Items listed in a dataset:
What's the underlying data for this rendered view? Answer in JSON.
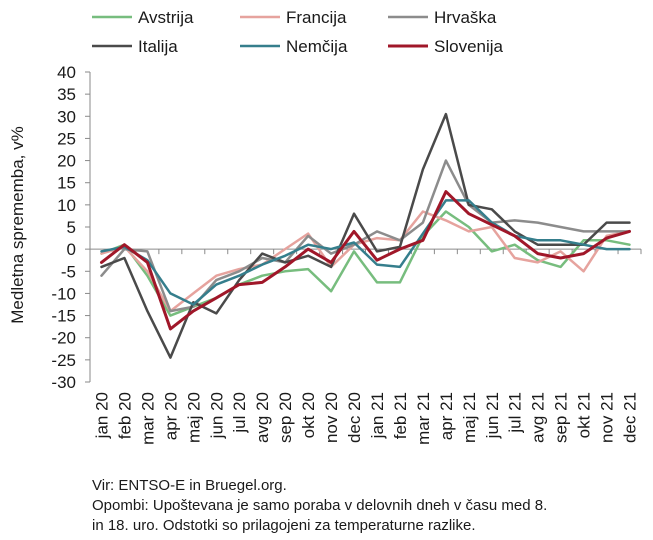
{
  "chart_data": {
    "type": "line",
    "ylabel": "Medletna sprememba, v%",
    "ylim": [
      -30,
      40
    ],
    "yticks": [
      40,
      35,
      30,
      25,
      20,
      15,
      10,
      5,
      0,
      -5,
      -10,
      -15,
      -20,
      -25,
      -30
    ],
    "grid": false,
    "legend_position": "top",
    "categories": [
      "jan 20",
      "feb 20",
      "mar 20",
      "apr 20",
      "maj 20",
      "jun 20",
      "jul 20",
      "avg 20",
      "sep 20",
      "okt 20",
      "nov 20",
      "dec 20",
      "jan 21",
      "feb 21",
      "mar 21",
      "apr 21",
      "maj 21",
      "jun 21",
      "jul 21",
      "avg 21",
      "sep 21",
      "okt 21",
      "nov 21",
      "dec 21"
    ],
    "series": [
      {
        "name": "Avstrija",
        "color": "#77bd7e",
        "values": [
          -1,
          1,
          -6,
          -15,
          -13,
          -11,
          -8,
          -6,
          -5,
          -4.5,
          -9.5,
          -0.5,
          -7.5,
          -7.5,
          3,
          8.5,
          5,
          -0.5,
          1,
          -2.5,
          -4,
          2,
          2,
          1
        ]
      },
      {
        "name": "Francija",
        "color": "#e6a39e",
        "values": [
          -1,
          0.5,
          -5,
          -14,
          -10,
          -6,
          -4.5,
          -3.5,
          0,
          3.5,
          -4,
          1,
          2.5,
          2,
          8.5,
          6.5,
          4,
          5,
          -2,
          -3,
          -0.5,
          -5,
          3,
          4
        ]
      },
      {
        "name": "Hrvaška",
        "color": "#8c8c8c",
        "values": [
          -6,
          0,
          -0.5,
          -14,
          -13,
          -7,
          -5,
          -2,
          -3,
          3,
          -1,
          1,
          4,
          2,
          6,
          20,
          10,
          6,
          6.5,
          6,
          5,
          4,
          4,
          4
        ]
      },
      {
        "name": "Italija",
        "color": "#4a4a4a",
        "values": [
          -4,
          -2,
          -14,
          -24.5,
          -12,
          -14.5,
          -7,
          -1,
          -3,
          -1.5,
          -4,
          8,
          -0.5,
          0.5,
          18,
          30.5,
          10,
          9,
          4,
          1,
          1,
          1,
          6,
          6
        ]
      },
      {
        "name": "Nemčija",
        "color": "#357e8c",
        "values": [
          -0.5,
          0.5,
          -2.5,
          -10,
          -12.5,
          -8,
          -6,
          -3.5,
          -1.5,
          1,
          0,
          1.5,
          -3.5,
          -4,
          3.5,
          11,
          11,
          6,
          3,
          2,
          2,
          1,
          0,
          0
        ]
      },
      {
        "name": "Slovenija",
        "color": "#a01729",
        "values": [
          -3,
          1,
          -3,
          -18,
          -14,
          -11,
          -8,
          -7.5,
          -4,
          0,
          -3,
          4,
          -2.5,
          0,
          2,
          13,
          8,
          5.5,
          3,
          -1,
          -2,
          -1,
          2.5,
          4
        ]
      }
    ]
  },
  "source": "Vir: ENTSO-E in Bruegel.org.",
  "note_line1": "Opombi: Upoštevana je samo poraba v delovnih dneh v času med 8.",
  "note_line2": "in 18. uro. Odstotki so prilagojeni za temperaturne razlike."
}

Exercise prompt – Filter out every line that lacks the word "name", and copy the rest.

Task response –
        "name": "Avstrija",
        "name": "Francija",
        "name": "Hrvaška",
        "name": "Italija",
        "name": "Nemčija",
        "name": "Slovenija",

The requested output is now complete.